• Aim: Scan the data below. Pull out each line where "少数民族离不开汉族" occurs.

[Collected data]
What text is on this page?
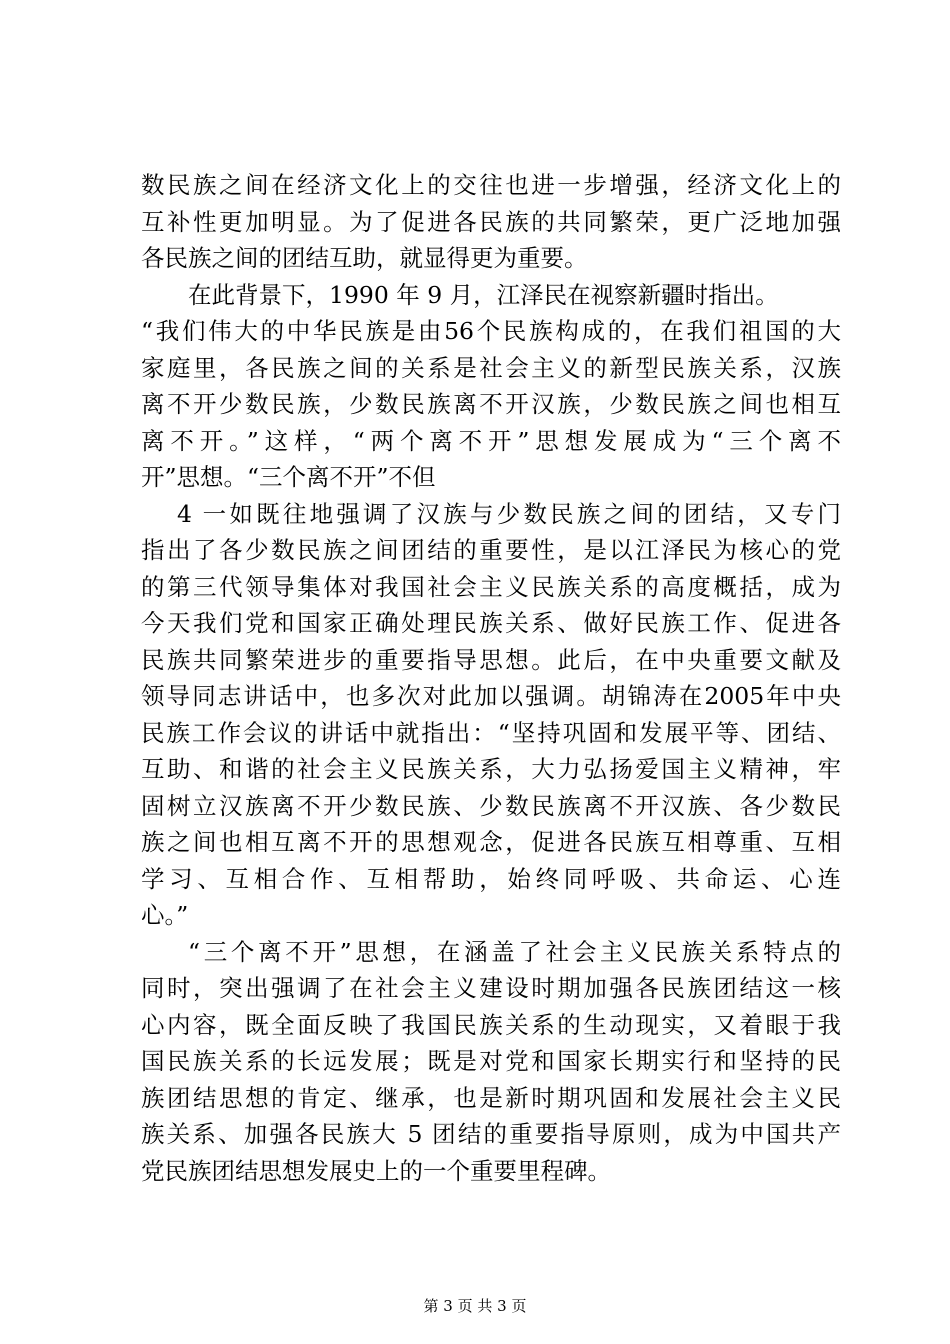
数民族之间在经济文化上的交往也进一步增强，经济文化上的
互补性更加明显。为了促进各民族的共同繁荣，更广泛地加强
各民族之间的团结互助，就显得更为重要。
在此背景下，1990 年 9 月，江泽民在视察新疆时指出。
“我们伟大的中华民族是由56个民族构成的，在我们祖国的大
家庭里，各民族之间的关系是社会主义的新型民族关系，汉族
离不开少数民族，少数民族离不开汉族，少数民族之间也相互
离不开。”这样，“两个离不开”思想发展成为“三个离不
开”思想。“三个离不开”不但
4 一如既往地强调了汉族与少数民族之间的团结，又专门
指出了各少数民族之间团结的重要性，是以江泽民为核心的党
的第三代领导集体对我国社会主义民族关系的高度概括，成为
今天我们党和国家正确处理民族关系、做好民族工作、促进各
民族共同繁荣进步的重要指导思想。此后，在中央重要文献及
领导同志讲话中，也多次对此加以强调。胡锦涛在2005年中央
民族工作会议的讲话中就指出：“坚持巩固和发展平等、团结、
互助、和谐的社会主义民族关系，大力弘扬爱国主义精神，牢
固树立汉族离不开少数民族、少数民族离不开汉族、各少数民
族之间也相互离不开的思想观念，促进各民族互相尊重、互相
学习、互相合作、互相帮助，始终同呼吸、共命运、心连
心。”
“三个离不开”思想，在涵盖了社会主义民族关系特点的
同时，突出强调了在社会主义建设时期加强各民族团结这一核
心内容，既全面反映了我国民族关系的生动现实，又着眼于我
国民族关系的长远发展；既是对党和国家长期实行和坚持的民
族团结思想的肯定、继承，也是新时期巩固和发展社会主义民
族关系、加强各民族大 5 团结的重要指导原则，成为中国共产
党民族团结思想发展史上的一个重要里程碑。
第 3 页 共 3 页
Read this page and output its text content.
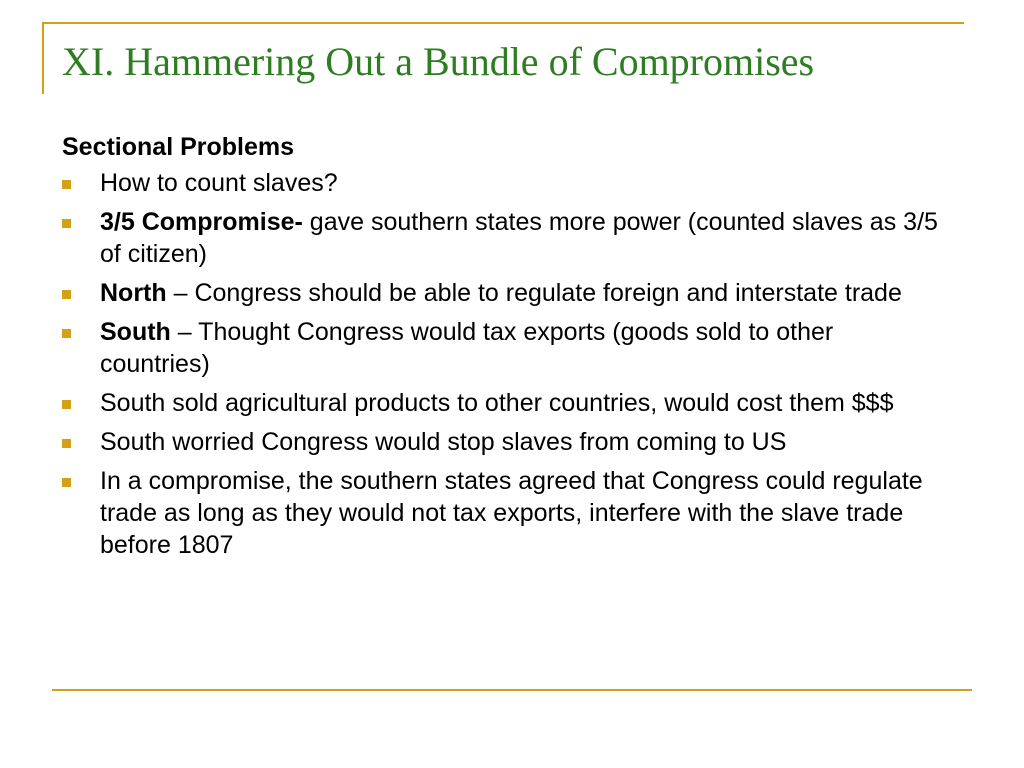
XI. Hammering Out a Bundle of Compromises
Sectional Problems
How to count slaves?
3/5 Compromise- gave southern states more power (counted slaves as 3/5 of citizen)
North – Congress should be able to regulate foreign and interstate trade
South – Thought Congress would tax exports (goods sold to other countries)
South sold agricultural products to other countries, would cost them $$$
South worried Congress would stop slaves from coming to US
In a compromise, the southern states agreed that Congress could regulate trade as long as they would not tax exports, interfere with the slave trade before 1807
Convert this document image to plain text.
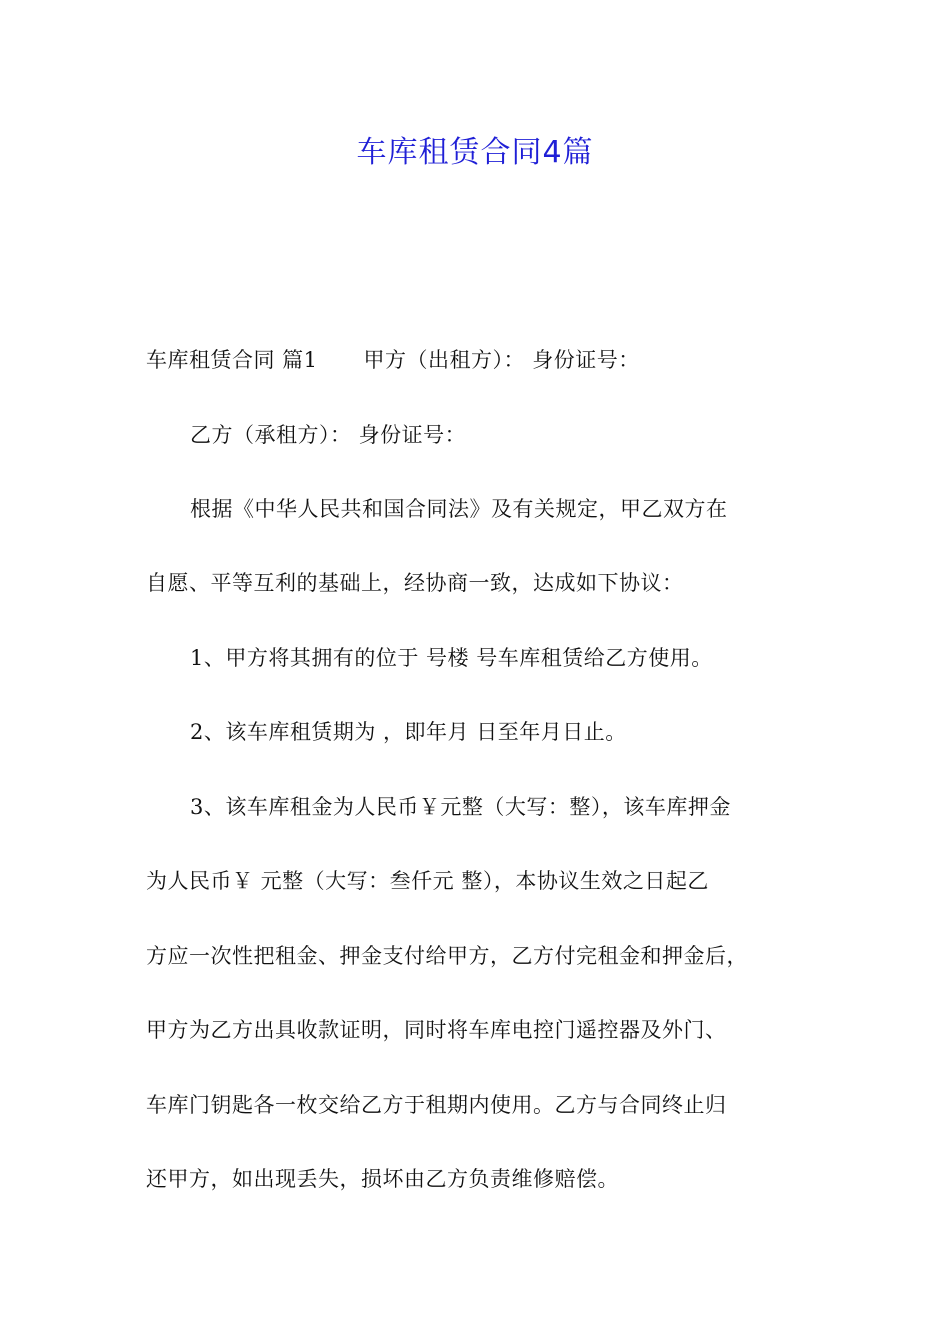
车库租赁合同4篇
车库租赁合同 篇1 甲方（出租方）： 身份证号：
乙方（承租方）： 身份证号：
根据《中华人民共和国合同法》及有关规定，甲乙双方在
自愿、平等互利的基础上，经协商一致，达成如下协议：
1、甲方将其拥有的位于 号楼 号车库租赁给乙方使用。
2、该车库租赁期为 ，即年月 日至年月日止。
3、该车库租金为人民币￥元整（大写：整），该车库押金
为人民币￥ 元整（大写：叁仟元 整），本协议生效之日起乙
方应一次性把租金、押金支付给甲方，乙方付完租金和押金后，
甲方为乙方出具收款证明，同时将车库电控门遥控器及外门、
车库门钥匙各一枚交给乙方于租期内使用。乙方与合同终止归
还甲方，如出现丢失，损坏由乙方负责维修赔偿。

• Written response:
离不开少数民族，少数民族离不开汉族，少数民族之间也相互
固树立汉族离不开少数民族、少数民族离不开汉族、各少数民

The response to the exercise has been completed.